- _STATED TASK_
Copy out every line of the records where the string "JSON" occurs.

- _EXTRACTED INFORMATION_
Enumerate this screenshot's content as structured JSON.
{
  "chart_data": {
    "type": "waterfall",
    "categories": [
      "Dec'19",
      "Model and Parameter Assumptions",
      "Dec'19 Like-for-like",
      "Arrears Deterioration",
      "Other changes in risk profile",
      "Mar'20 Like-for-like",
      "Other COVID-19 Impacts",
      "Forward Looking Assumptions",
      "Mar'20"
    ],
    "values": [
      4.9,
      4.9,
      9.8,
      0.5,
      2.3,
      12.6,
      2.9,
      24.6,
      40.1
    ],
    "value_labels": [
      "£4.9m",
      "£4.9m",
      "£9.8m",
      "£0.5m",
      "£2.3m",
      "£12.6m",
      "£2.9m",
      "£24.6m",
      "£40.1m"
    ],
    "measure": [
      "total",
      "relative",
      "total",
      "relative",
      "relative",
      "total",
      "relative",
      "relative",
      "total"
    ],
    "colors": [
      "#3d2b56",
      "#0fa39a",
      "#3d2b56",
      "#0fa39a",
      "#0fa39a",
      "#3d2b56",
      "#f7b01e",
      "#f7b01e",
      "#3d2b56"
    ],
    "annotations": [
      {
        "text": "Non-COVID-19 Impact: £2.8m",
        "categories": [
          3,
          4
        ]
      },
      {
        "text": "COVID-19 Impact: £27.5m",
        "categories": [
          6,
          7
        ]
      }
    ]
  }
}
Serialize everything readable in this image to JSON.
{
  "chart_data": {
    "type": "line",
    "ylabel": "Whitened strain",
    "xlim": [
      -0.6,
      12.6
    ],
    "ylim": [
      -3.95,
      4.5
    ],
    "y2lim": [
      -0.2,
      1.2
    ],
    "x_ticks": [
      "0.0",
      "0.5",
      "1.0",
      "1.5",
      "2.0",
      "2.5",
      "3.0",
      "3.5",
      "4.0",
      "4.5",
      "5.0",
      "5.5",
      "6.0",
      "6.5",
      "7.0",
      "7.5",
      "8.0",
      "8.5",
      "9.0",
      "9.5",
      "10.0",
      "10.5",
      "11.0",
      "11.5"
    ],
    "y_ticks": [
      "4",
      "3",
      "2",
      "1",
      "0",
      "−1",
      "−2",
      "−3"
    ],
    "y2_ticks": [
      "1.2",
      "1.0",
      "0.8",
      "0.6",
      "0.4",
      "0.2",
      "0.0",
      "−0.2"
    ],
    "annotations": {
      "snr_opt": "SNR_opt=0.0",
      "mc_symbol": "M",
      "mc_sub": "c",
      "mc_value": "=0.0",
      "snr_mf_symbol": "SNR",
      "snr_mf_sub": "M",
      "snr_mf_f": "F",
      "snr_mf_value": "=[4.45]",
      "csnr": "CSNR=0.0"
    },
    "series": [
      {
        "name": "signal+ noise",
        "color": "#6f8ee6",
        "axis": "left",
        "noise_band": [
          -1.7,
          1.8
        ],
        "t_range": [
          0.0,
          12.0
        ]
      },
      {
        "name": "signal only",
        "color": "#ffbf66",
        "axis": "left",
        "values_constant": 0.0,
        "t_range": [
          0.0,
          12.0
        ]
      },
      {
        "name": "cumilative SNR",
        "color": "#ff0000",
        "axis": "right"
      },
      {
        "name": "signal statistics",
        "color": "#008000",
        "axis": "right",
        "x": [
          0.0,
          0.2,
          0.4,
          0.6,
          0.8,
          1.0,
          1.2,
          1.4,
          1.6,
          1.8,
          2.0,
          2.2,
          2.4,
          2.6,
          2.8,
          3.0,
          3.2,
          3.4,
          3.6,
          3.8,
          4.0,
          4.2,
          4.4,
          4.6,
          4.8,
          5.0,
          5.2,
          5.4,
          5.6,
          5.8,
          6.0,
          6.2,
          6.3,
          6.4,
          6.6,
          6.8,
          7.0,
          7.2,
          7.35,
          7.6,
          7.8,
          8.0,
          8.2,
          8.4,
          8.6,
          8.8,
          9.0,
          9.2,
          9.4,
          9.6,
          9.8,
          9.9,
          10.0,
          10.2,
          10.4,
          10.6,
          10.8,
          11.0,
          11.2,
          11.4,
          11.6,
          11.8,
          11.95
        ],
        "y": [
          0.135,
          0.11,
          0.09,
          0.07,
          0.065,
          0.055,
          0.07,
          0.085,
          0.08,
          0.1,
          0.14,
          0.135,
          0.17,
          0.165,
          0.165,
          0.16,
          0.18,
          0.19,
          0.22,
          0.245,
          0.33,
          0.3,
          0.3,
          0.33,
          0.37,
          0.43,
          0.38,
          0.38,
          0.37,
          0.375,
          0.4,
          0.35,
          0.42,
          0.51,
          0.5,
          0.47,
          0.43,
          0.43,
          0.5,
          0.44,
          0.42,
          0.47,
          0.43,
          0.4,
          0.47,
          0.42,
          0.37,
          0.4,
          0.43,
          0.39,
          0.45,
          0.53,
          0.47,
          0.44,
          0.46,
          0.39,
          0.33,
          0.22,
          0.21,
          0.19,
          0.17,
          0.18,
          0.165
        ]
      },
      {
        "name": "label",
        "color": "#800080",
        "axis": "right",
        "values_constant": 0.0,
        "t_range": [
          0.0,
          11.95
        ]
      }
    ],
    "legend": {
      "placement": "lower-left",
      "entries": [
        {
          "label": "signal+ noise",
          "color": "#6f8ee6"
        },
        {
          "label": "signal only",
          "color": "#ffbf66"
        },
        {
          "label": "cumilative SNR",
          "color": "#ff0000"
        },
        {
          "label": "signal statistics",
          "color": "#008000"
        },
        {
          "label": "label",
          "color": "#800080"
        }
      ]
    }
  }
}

- _COMPLETE OUTPUT_
Enumerate this screenshot's content as structured JSON.
Serialize everything readable in this image to JSON.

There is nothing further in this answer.